1. Rinse and sort through the dry beans. Check for any pebbles or unwanted debris and discard. Place the beans in a large bowl and cover with 2-3″ of water. Soak overnight or for at least 8 hours.  Use a colander or sieve and strain the excess water from the beans. They should have become plump and slightly soft to the touch. Pour the beans into a large soup pot with 10 cups of water and bring to a rolling boil. Reduce the heat and simmer for about 2 hours.


2. While waiting for the beans to cook, prepare the vegetables. Dice the onion and peppers into bite size pieces (about 1/4″). Also remove the skin from the garlic by smashing the cloves individually.


3. In a large pan over med-high heat, saute the mixture in olive oil until the onions become translucent and the peppers begin to soften. Remove from the heat and set aside until beans have finished cooking.

RECORDED DATA
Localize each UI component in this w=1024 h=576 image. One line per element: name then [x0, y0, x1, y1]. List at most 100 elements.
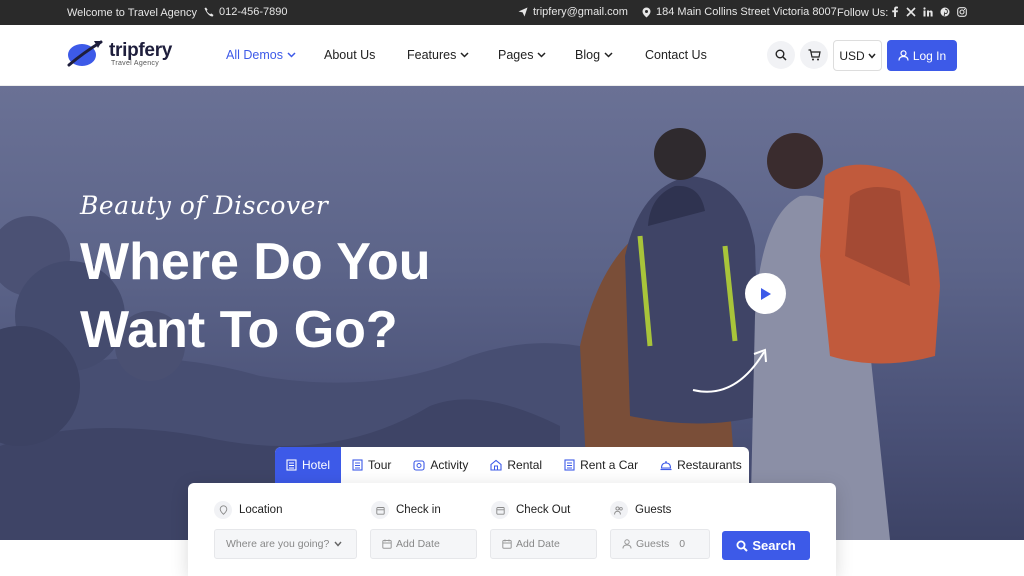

WHAT YOU WILL DO
1. In the bean recipe, swap "peppers" for "chiles" throughout the part that opens with the words containing "2. While waiting" and closes with "have finished cooking.".
2. Please turn the bean recipe paragraph beginning "Rinse and sort through the dry beans" into a short list that keeps its main facts.
The data has no connection to the bean recipe.

WRITTEN RESPONSES
1.
2. While waiting for the beans to cook, prepare the vegetables. Dice the onion and chiles into bite size pieces (about 1/4″). Also remove the skin from the garlic by smashing the cloves individually.


3. In a large pan over med-high heat, saute the mixture in olive oil until the onions become translucent and the chiles begin to soften. Remove from the heat and set aside until beans have finished cooking.

2.
- Rinse the dry beans, sort them, and discard any pebbles or debris.
- Put the beans in a large bowl, cover with 2-3″ of water, and soak overnight or for at least 8 hours.
- Strain off the excess water with a colander or sieve. The beans should be plump and slightly soft.
- Put the beans in a large soup pot with 10 cups of water and bring to a rolling boil.
- Reduce the heat and simmer for about 2 hours.